Top gotchas: Creating virtual machines under KVM with virt-install


January 20, 2016

After a stint building Stacy’s new blog whilst contributing to Drupal 8, I’ve been directing my free development time to more ops-like concerns for the past month or so. I moved to a cheaper parking facility at work and plan to direct the savings to bankroll the expansion of my own little hosting platform. And, I’m going virtualized.

This is a big shift for me, as I’ve gotten many years of trusty service without much trouble from the “single dedicated server with OS on bare metal” model, only experiencing a handful of minutes of downtime a month for major security updates, while watching several different employers flail around keeping all the pieces of their more complex virtualized environments operational.

On paper, the platform I’ll be moving to should be more resilient than a single server – the cost savings of virtualization plus infusion of extra cash will enable me to run two redundant webserver instances behind a third load balancing VM, with another (fourth) load balancing VM that can take over the public IP addresses from the first load balancer at a moment’s notice (thanks to the “floating IP” or “reserved IP” features that the better VPS providers have been rolling out recently). The provider I’m going with, Vultr, has great customer service and assures me that my instances will not share any single points of failure. Thus, I should have full redundancy even for load balancing, and I’ll be able to take instances down one at a time to perform updates and maintenance with zero downtime.

§ **EXTRACTED RECORDS**:
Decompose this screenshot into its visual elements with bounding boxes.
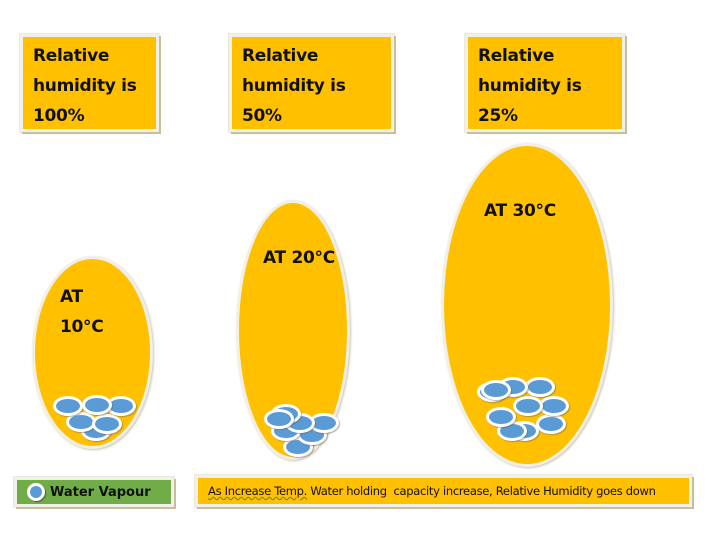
rh-box-line1: Relative xyxy=(242,46,319,66)
water-vapour-icon xyxy=(264,409,294,429)
water-vapour-icon xyxy=(539,396,569,416)
water-vapour-icon xyxy=(53,396,83,416)
water-vapour-icon xyxy=(486,407,516,427)
water-vapour-icon xyxy=(82,395,112,415)
rh-box-line1: Relative xyxy=(33,46,110,66)
conclusion-note: As Increase Temp. Water holding capacity… xyxy=(195,475,692,507)
water-vapour-icon xyxy=(513,396,543,416)
rh-box-100: Relative humidity is 100% xyxy=(20,34,159,132)
rh-box-line1: Relative xyxy=(478,46,555,66)
rh-box-value: 25% xyxy=(478,106,518,126)
water-vapour-icon xyxy=(525,377,555,397)
water-vapour-icon xyxy=(481,380,511,400)
rh-box-value: 100% xyxy=(33,106,85,126)
rh-box-line2: humidity is xyxy=(33,76,137,96)
rh-box-line2: humidity is xyxy=(242,76,346,96)
rh-box-25: Relative humidity is 25% xyxy=(465,34,625,132)
flask-20c-label: AT 20°C xyxy=(263,248,335,268)
flask-30c xyxy=(441,143,613,467)
water-vapour-icon xyxy=(92,414,122,434)
rh-box-value: 50% xyxy=(242,106,282,126)
flask-10c-label: AT 10°C xyxy=(60,282,104,342)
water-vapour-icon xyxy=(536,414,566,434)
flask-30c-label: AT 30°C xyxy=(484,201,556,221)
note-underlined-text: As Increase Temp. xyxy=(208,484,308,498)
flask-label-line2: 10°C xyxy=(60,317,104,337)
water-vapour-circle-icon xyxy=(27,483,45,501)
legend-water-vapour: Water Vapour xyxy=(14,477,174,507)
flask-label-line1: AT xyxy=(60,287,83,307)
note-text: Water holding capacity increase, Relativ… xyxy=(307,484,656,498)
rh-box-line2: humidity is xyxy=(478,76,582,96)
rh-box-50: Relative humidity is 50% xyxy=(229,34,394,132)
legend-label: Water Vapour xyxy=(50,484,151,500)
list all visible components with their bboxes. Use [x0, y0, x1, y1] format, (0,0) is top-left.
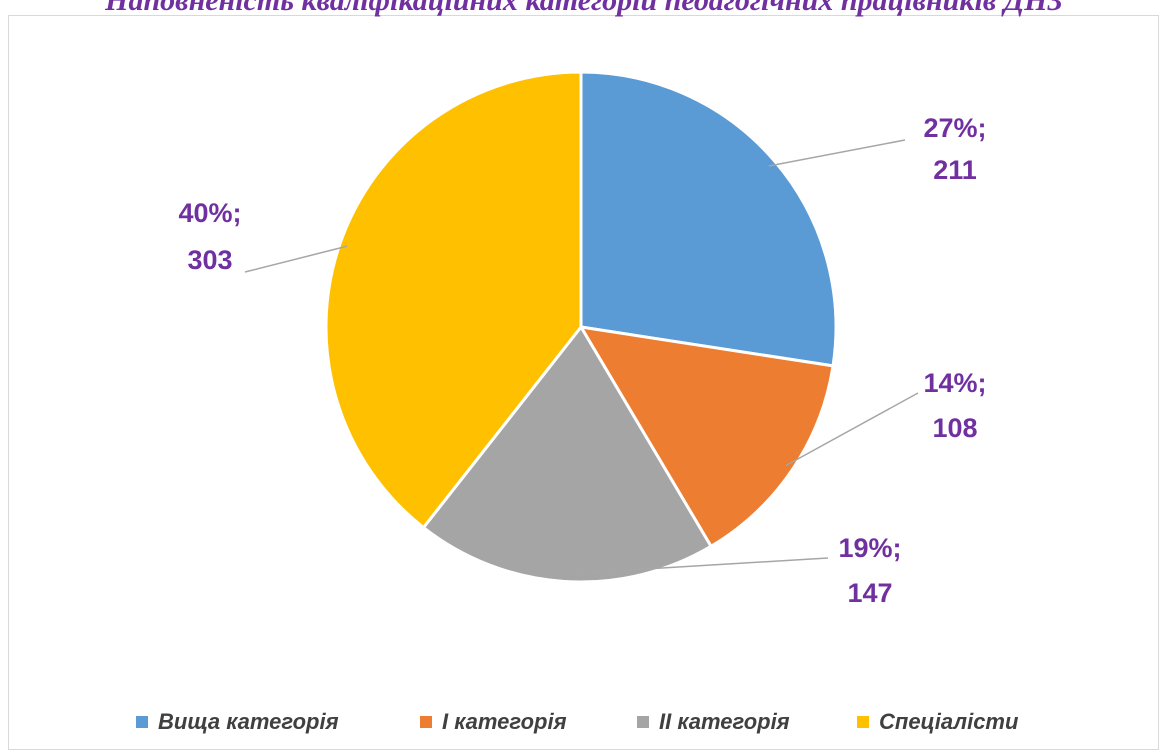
data-label: 14%;: [923, 368, 986, 398]
pie-slice: [579, 70, 838, 368]
legend-swatch: [637, 716, 649, 728]
pie-slice: [421, 324, 714, 584]
legend-swatch: [420, 716, 432, 728]
leader-line: [244, 245, 348, 273]
chart-title: Наповненість кваліфікаційних категорій п…: [104, 0, 1063, 17]
data-label: 27%;: [923, 113, 986, 143]
data-label: 303: [187, 245, 232, 275]
leader-line: [785, 392, 919, 467]
pie-slice: [578, 325, 835, 549]
data-label: 19%;: [838, 533, 901, 563]
data-label: 40%;: [178, 198, 241, 228]
leader-line: [564, 557, 829, 575]
legend-label: ІІ категорія: [659, 709, 790, 734]
legend-label: І категорія: [442, 709, 567, 734]
leader-line: [768, 139, 906, 167]
legend-label: Вища категорія: [158, 709, 339, 734]
pie-slice: [324, 70, 583, 530]
legend-swatch: [136, 716, 148, 728]
legend-swatch: [857, 716, 869, 728]
data-label: 108: [932, 413, 977, 443]
data-label: 211: [933, 155, 977, 185]
data-label: 147: [847, 578, 892, 608]
legend-label: Спеціалісти: [879, 709, 1019, 734]
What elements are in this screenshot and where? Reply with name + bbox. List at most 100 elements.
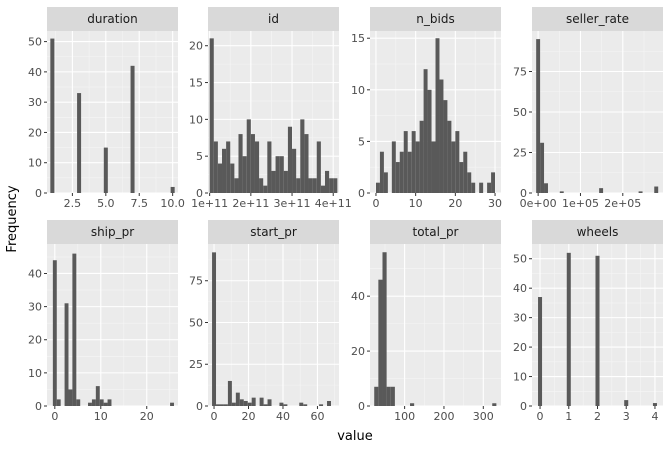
- histogram-bar: [170, 402, 174, 406]
- y-tick-label: 40: [28, 66, 42, 79]
- histogram-bar: [540, 142, 545, 193]
- x-tick-label: 200: [433, 410, 454, 423]
- histogram-bar: [217, 163, 223, 193]
- histogram-bar: [559, 191, 564, 193]
- y-tick-label: 50: [28, 36, 42, 49]
- y-axis-title: Frequency: [5, 185, 20, 252]
- histogram-bar: [316, 141, 321, 193]
- y-tick-label: 30: [28, 301, 42, 314]
- facet-panel-ship-pr: ship_pr 0 10 20 30 40 0 10 20: [28, 220, 178, 423]
- facet-strip-duration: [47, 7, 178, 31]
- x-tick-label: 7.5: [130, 197, 148, 210]
- histogram-bar: [212, 252, 217, 406]
- x-tick-label: 20: [448, 197, 462, 210]
- histogram-bar: [235, 392, 240, 406]
- histogram-bar: [267, 399, 272, 406]
- histogram-bar: [64, 303, 69, 406]
- histogram-bar: [403, 131, 408, 193]
- histogram-bar: [374, 386, 379, 406]
- y-tick-label: 10: [28, 367, 42, 380]
- histogram-bar: [227, 380, 232, 406]
- histogram-bar: [242, 156, 247, 193]
- facet-panel-n-bids: n_bids 0 5 10 15 0 10 20 30: [351, 7, 502, 210]
- y-tick-label: 40: [28, 267, 42, 280]
- facet-strip-id: [208, 7, 339, 31]
- histogram-bar: [68, 389, 73, 406]
- histogram-bar: [263, 404, 268, 406]
- y-tick-label: 20: [28, 334, 42, 347]
- histogram-bar: [76, 399, 81, 406]
- histogram-bar: [638, 191, 643, 193]
- histogram-bar: [95, 386, 100, 406]
- facet-title-wheels: wheels: [577, 225, 619, 239]
- histogram-bar: [170, 186, 175, 193]
- x-tick-label: 10.0: [160, 197, 185, 210]
- histogram-bar: [391, 141, 396, 193]
- x-tick-label: 0e+00: [520, 197, 557, 210]
- y-tick-label: 10: [189, 113, 203, 126]
- x-tick-label: 300: [473, 410, 494, 423]
- histogram-bar: [654, 186, 659, 193]
- x-tick-label: 0: [211, 410, 218, 423]
- facet-panel-seller-rate: seller_rate 0 25 50 75 0e+00 1e+05 2e+05: [513, 7, 663, 210]
- histogram-bar: [246, 119, 251, 193]
- histogram-bar: [443, 100, 448, 193]
- y-tick-label: 20: [513, 341, 527, 354]
- y-tick-label: 20: [28, 126, 42, 139]
- histogram-bar: [415, 141, 420, 193]
- y-tick-label: 0: [520, 187, 527, 200]
- y-tick-label: 0: [358, 400, 365, 413]
- histogram-bar: [283, 404, 288, 406]
- histogram-bar: [231, 402, 236, 406]
- x-tick-label: 1e+05: [562, 197, 599, 210]
- facet-title-ship-pr: ship_pr: [91, 225, 134, 239]
- histogram-bar: [471, 182, 476, 193]
- histogram-bar: [103, 402, 108, 406]
- y-tick-label: 0: [35, 187, 42, 200]
- y-tick-label: 20: [351, 345, 365, 358]
- x-axis-title: value: [337, 429, 373, 444]
- y-tick-label: 10: [28, 157, 42, 170]
- histogram-bar: [219, 404, 224, 406]
- histogram-bar: [222, 148, 227, 193]
- histogram-bar: [451, 141, 456, 193]
- histogram-bar: [538, 297, 543, 406]
- histogram-bar: [447, 120, 452, 193]
- histogram-bar: [213, 141, 218, 193]
- x-tick-label: 2: [594, 410, 601, 423]
- histogram-bar: [536, 39, 541, 193]
- histogram-bar: [378, 279, 383, 406]
- y-tick-label: 50: [513, 106, 527, 119]
- histogram-bar: [107, 399, 112, 406]
- histogram-bar: [303, 404, 308, 406]
- histogram-bar: [333, 178, 338, 193]
- histogram-bar: [52, 260, 57, 406]
- facet-title-start-pr: start_pr: [250, 225, 297, 239]
- histogram-bar: [77, 93, 82, 193]
- histogram-bar: [243, 400, 248, 406]
- histogram-bar: [324, 170, 330, 193]
- y-tick-label: 40: [351, 290, 365, 303]
- histogram-bar: [275, 156, 280, 193]
- histogram-bar: [319, 404, 324, 406]
- x-tick-label: 3: [623, 410, 630, 423]
- x-tick-label: 2e+05: [604, 197, 641, 210]
- x-tick-label: 2e+11: [232, 197, 269, 210]
- facet-title-total-pr: total_pr: [413, 225, 459, 239]
- histogram-bar: [209, 38, 214, 194]
- facet-title-seller-rate: seller_rate: [566, 12, 629, 26]
- x-tick-label: 30: [488, 197, 502, 210]
- facet-panel-duration: duration 0 10 20 30 40 50 2.5 5.0 7.5 10.0: [28, 7, 185, 210]
- y-tick-label: 50: [189, 316, 203, 329]
- histogram-bar: [382, 252, 387, 406]
- histogram-bar: [652, 403, 657, 406]
- histogram-bar: [479, 182, 484, 193]
- histogram-bar: [379, 151, 384, 193]
- x-tick-label: 0: [372, 197, 379, 210]
- x-tick-label: 3e+11: [274, 197, 311, 210]
- histogram-bar: [492, 403, 497, 406]
- y-tick-label: 0: [358, 187, 365, 200]
- histogram-bar: [395, 162, 400, 193]
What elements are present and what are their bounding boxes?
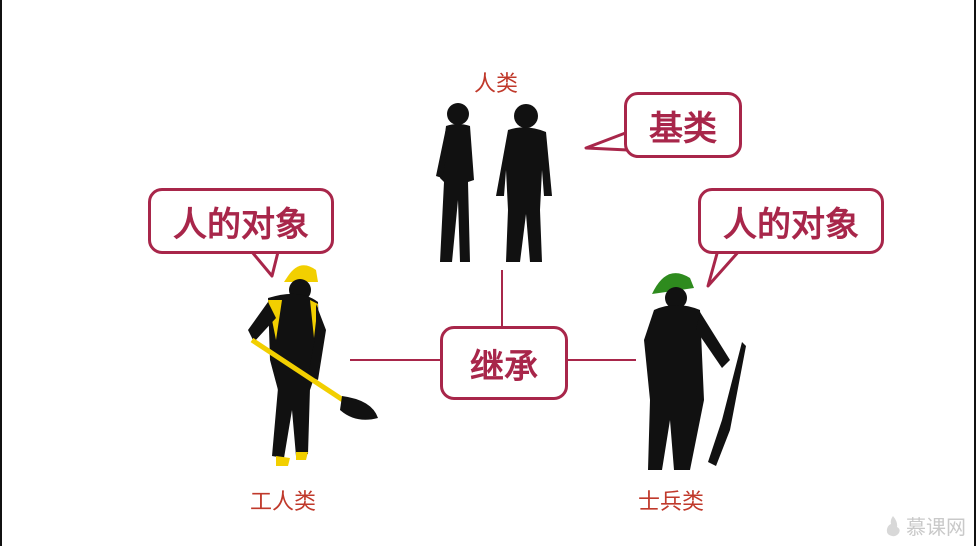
soldier-class-label: 士兵类 xyxy=(638,490,705,515)
soldier-figure xyxy=(644,273,746,470)
base-class-bubble-text: 基类 xyxy=(649,108,717,149)
watermark: 慕课网 xyxy=(884,511,966,540)
base-bubble-tail xyxy=(584,130,630,152)
flame-icon xyxy=(886,515,900,536)
watermark-text: 慕课网 xyxy=(906,515,966,539)
worker-object-bubble: 人的对象 xyxy=(148,188,334,254)
inherit-bubble: 继承 xyxy=(440,326,568,400)
inherit-bubble-text: 继承 xyxy=(470,346,538,387)
worker-figure xyxy=(248,265,378,466)
human-couple-figure xyxy=(436,103,552,262)
worker-object-bubble-text: 人的对象 xyxy=(173,204,309,245)
soldier-object-bubble: 人的对象 xyxy=(698,188,884,254)
soldier-object-bubble-text: 人的对象 xyxy=(723,204,859,245)
soldier-bubble-tail xyxy=(706,248,742,288)
worker-bubble-tail xyxy=(250,250,280,278)
worker-class-label: 工人类 xyxy=(250,490,317,515)
base-class-bubble: 基类 xyxy=(624,92,742,158)
base-class-label: 人类 xyxy=(474,72,519,97)
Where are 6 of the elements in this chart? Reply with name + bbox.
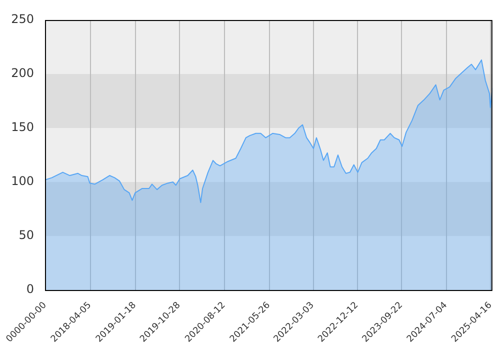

§ **WRITTEN INSTRUCTION**: In the post on creating virtual machines under KVM with virt-install, which VPS provider is the writer moving to?

§ **TASK OUTPUT**: Vultr